§ **Exercise goal**:
Single out the lines that include the word "color". Copy them.

§ **Information given**:
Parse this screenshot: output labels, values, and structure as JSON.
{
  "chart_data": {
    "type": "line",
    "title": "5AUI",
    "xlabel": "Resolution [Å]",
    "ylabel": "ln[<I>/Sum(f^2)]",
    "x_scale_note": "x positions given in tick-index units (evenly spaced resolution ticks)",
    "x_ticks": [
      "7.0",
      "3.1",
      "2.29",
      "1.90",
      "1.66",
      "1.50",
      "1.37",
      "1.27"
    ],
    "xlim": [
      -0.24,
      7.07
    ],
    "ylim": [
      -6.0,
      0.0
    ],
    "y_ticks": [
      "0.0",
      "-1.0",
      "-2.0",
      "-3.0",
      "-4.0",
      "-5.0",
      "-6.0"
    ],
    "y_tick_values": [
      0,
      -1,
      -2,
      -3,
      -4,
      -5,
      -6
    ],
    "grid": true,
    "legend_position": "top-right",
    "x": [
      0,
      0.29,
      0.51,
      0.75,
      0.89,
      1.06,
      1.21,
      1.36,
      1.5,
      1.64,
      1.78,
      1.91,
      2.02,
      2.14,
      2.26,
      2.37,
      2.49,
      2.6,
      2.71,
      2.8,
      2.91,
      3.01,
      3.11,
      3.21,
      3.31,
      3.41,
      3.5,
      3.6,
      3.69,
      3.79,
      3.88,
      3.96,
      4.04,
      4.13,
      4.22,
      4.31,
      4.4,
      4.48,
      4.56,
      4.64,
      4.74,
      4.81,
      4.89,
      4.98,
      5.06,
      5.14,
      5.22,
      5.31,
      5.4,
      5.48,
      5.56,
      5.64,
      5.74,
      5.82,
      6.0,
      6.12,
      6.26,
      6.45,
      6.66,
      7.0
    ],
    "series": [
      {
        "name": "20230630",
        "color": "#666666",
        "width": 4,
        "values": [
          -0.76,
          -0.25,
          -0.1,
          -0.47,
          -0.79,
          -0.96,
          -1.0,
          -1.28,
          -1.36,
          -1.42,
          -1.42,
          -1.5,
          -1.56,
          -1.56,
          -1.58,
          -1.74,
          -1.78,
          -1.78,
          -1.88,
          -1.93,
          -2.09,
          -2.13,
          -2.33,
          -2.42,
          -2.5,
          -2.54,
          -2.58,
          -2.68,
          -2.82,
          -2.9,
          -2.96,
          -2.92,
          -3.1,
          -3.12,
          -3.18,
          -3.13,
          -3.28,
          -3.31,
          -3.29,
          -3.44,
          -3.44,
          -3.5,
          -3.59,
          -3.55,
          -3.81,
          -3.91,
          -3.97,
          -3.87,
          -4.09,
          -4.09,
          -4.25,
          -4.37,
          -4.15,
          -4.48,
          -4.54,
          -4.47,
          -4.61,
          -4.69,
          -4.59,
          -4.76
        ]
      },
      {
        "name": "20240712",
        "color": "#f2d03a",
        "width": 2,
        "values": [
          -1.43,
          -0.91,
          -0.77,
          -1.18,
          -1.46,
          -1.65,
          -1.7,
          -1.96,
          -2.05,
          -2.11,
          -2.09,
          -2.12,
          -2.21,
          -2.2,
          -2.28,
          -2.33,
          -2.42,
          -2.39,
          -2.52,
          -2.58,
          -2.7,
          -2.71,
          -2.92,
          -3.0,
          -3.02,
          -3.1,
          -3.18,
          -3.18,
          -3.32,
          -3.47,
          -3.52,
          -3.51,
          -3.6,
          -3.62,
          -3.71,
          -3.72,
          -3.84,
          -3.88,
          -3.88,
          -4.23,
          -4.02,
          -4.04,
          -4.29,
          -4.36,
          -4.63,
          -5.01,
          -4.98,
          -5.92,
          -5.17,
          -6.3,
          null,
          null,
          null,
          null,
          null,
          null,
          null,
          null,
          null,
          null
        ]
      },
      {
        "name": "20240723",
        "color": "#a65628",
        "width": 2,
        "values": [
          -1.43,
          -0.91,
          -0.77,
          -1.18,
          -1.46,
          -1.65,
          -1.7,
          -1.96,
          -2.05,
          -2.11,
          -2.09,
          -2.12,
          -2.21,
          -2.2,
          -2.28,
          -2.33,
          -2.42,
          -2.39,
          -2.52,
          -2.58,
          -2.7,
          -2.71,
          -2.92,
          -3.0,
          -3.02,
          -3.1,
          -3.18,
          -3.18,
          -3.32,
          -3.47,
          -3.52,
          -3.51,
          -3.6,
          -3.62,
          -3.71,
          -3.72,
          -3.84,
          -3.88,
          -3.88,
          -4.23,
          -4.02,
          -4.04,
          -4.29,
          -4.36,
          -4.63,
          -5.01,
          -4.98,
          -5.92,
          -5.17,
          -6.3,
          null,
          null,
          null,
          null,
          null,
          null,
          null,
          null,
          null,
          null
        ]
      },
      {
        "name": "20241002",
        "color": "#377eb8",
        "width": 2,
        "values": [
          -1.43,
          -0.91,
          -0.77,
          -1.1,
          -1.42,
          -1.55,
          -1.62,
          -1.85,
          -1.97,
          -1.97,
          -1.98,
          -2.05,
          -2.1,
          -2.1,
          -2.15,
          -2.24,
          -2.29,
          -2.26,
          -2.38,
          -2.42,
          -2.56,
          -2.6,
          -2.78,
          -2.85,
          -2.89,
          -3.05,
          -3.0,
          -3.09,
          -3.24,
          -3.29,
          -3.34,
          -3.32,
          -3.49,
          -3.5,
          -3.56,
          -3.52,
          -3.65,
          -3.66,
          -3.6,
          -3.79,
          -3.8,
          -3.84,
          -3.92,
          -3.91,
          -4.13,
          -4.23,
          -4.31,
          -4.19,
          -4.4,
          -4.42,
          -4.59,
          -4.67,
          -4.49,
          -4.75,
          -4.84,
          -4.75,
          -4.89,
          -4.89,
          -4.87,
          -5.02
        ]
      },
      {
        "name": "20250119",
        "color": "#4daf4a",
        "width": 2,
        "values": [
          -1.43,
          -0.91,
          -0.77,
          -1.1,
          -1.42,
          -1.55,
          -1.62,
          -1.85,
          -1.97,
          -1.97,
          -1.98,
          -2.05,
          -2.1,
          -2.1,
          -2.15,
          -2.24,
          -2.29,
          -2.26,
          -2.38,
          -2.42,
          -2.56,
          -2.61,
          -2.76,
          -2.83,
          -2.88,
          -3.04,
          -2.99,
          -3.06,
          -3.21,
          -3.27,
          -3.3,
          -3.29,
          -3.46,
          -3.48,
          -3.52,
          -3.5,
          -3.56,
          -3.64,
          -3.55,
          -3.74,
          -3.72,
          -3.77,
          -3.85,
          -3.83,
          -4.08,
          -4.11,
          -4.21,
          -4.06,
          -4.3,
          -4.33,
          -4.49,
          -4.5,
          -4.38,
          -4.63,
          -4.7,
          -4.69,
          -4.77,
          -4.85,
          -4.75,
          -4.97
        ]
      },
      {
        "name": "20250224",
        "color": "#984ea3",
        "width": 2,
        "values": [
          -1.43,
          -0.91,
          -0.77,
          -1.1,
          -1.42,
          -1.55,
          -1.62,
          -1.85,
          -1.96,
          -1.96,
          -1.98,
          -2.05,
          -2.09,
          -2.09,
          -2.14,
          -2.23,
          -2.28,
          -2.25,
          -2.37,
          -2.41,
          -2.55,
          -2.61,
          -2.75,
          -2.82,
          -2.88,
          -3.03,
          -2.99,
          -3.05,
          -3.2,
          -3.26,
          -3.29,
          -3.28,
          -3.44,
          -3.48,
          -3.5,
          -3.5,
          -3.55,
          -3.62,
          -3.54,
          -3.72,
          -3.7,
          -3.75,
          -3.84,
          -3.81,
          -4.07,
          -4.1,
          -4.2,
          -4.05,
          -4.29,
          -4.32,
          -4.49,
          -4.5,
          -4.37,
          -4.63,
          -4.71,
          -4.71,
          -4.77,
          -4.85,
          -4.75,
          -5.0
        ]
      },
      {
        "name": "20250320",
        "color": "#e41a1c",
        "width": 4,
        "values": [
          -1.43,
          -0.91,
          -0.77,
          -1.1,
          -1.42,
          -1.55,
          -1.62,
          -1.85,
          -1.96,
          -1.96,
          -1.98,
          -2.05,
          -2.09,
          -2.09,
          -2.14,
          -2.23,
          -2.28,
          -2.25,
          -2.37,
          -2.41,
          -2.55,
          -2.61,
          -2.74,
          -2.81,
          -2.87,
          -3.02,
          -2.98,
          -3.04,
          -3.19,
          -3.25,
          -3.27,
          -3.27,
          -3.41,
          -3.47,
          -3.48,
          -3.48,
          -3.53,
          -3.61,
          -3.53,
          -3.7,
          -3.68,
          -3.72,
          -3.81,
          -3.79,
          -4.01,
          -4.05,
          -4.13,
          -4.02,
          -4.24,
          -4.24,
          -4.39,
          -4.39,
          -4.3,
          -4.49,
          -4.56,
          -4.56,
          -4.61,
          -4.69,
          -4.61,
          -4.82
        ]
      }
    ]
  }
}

§ **In response**:
        "color": "#666666",
        "color": "#f2d03a",
        "color": "#a65628",
        "color": "#377eb8",
        "color": "#4daf4a",
        "color": "#984ea3",
        "color": "#e41a1c",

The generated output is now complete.